Altro esempio. Siamo sempre a Cadenazzo, anno 2003. Uno di quegli insegnanti che aveva ballato con noi, con varie scuse mi obbliga a trascorrere diverse ricreazioni (pause sacre per ogni allievo) in sua compagnia. Dice che deve fare la sorveglianza e io devo aiutarlo. Le prime volte è una punizione: "Visto che durante la mia lezione hai chiacchierato a ricreazione dovrai stare con me". In classe divento muta. La strategia cambia: "Visto che hai i pantaloni militari puoi aiutarmi a pattugliare la scuola". Io mangio la foglia e stufa di vedermi privata delle mie pause e costretta a stare in sua compagnia mi rivolgo al mio docente di classe cui spiego la situazione. La sua risposta mi lascia di sasso: "Si vede che gli piaci". Mi sono sentita a disagio, perché avevo quattordici anni e perché non mi sono sentita ascoltata. Anche in questo caso un filo diretto allievo-Decs avrebbe aiutato. Altro esempio con un altro docente, sempre a Cadenazzo in quegli anni: durante la ricreazione un’allieva è seduta su una ringhiera con le gambe divaricate, il docente l’afferra per tirarla verso di sé. Lo stesso insegnante, famoso per le continue battutine a sfondo sessuale fatte in classe, durante una gita scolastica scatta delle foto alle ragazze mentre fanno il bagno nel mare. Le allieve, molto a disagio, se ne accorgono e di nascosto riescono a cancellare le immagini dall’apparecchio. Per denunciare i comportamenti di questo insegnante le allieve di una classe scrivono una lettera alla direzione, ma il suo comportamento non cambia. In questo caso la comunicazione è stata interrotta al livello superiore, quello della direzione. Troppe segnalazioni cadute nel vuoto, troppe voci non ascoltate, ecco perché ci vuole un filo più diretto.

VOCI ELENCATE:
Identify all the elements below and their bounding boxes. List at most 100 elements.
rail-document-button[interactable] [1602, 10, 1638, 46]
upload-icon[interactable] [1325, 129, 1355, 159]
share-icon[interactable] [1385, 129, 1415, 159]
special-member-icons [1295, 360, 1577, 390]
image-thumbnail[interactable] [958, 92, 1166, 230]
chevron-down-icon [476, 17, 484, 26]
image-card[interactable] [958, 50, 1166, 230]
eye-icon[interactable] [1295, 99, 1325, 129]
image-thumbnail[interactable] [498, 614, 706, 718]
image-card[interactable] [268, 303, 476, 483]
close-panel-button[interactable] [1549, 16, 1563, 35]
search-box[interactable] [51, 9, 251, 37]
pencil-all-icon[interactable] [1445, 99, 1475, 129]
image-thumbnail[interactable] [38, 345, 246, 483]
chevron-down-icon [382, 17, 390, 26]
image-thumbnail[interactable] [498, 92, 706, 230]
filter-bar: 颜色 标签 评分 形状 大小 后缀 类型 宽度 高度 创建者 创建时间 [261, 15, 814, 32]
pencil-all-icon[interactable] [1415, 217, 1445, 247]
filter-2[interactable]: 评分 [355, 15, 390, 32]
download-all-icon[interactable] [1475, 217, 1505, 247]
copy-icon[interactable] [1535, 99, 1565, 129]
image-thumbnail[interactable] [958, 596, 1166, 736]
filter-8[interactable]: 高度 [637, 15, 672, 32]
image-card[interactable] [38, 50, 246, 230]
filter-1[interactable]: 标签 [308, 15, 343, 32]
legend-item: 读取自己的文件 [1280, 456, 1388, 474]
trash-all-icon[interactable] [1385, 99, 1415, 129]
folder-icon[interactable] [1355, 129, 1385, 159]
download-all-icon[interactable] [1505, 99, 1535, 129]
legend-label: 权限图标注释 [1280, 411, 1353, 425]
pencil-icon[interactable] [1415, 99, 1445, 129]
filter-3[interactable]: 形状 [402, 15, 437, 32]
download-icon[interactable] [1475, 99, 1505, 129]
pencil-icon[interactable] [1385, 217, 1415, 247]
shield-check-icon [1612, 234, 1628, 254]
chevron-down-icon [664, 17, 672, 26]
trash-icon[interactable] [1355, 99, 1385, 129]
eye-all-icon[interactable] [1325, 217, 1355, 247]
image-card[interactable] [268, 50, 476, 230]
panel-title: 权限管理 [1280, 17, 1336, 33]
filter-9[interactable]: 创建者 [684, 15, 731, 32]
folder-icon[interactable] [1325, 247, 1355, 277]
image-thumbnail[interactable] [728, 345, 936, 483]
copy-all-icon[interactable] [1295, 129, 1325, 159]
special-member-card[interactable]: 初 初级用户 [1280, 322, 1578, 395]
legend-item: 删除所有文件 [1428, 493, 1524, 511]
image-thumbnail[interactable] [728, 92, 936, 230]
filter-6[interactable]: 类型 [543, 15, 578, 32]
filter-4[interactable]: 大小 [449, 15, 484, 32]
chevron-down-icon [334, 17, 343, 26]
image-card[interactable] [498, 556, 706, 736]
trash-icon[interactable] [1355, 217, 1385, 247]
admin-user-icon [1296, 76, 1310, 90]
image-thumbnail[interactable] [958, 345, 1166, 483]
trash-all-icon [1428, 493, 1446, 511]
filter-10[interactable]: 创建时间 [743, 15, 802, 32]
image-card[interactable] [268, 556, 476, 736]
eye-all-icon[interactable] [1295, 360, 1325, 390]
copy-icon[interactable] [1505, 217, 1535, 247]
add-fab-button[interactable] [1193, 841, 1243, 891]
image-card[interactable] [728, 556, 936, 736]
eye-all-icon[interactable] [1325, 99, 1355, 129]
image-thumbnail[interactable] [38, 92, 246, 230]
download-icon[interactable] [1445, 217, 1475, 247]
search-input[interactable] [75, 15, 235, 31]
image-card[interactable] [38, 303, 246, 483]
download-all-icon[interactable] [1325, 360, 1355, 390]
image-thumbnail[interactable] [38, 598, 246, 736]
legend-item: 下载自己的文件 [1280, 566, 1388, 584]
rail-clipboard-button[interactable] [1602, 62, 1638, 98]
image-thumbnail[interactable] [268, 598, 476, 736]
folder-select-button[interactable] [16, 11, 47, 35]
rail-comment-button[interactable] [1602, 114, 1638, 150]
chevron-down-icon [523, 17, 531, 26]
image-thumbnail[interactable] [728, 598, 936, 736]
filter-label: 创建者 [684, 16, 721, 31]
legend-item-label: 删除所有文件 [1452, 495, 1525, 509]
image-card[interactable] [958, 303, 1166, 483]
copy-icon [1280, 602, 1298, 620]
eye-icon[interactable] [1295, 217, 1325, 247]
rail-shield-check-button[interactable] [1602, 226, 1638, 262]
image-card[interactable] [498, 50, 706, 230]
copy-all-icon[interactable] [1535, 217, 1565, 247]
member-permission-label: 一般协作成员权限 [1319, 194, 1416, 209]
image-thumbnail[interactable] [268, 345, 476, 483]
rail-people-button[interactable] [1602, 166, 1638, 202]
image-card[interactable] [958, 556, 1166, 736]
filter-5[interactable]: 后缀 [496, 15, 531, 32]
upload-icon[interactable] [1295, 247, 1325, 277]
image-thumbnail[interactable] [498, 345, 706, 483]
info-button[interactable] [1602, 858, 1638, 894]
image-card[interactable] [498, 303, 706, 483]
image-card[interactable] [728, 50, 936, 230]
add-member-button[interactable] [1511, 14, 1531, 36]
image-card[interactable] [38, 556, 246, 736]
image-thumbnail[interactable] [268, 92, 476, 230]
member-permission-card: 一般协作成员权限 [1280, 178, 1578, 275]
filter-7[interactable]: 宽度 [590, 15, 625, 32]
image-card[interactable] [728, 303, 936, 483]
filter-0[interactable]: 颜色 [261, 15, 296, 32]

COMPITO DA SVOLGERE:
Nel brano estratto, per quali motivi chi racconta dice di essersi sentita a disagio dopo la risposta "Si vede che gli piaci"? Spiegalo in una-tre frasi. Basati soltanto sul brano estratto.

RISPOSTA ALL'ESERCIZIO:
Chi racconta si è sentita a disagio per due motivi indicati nel brano. Aveva quattordici anni e non si è sentita ascoltata dal docente di classe a cui aveva spiegato la situazione.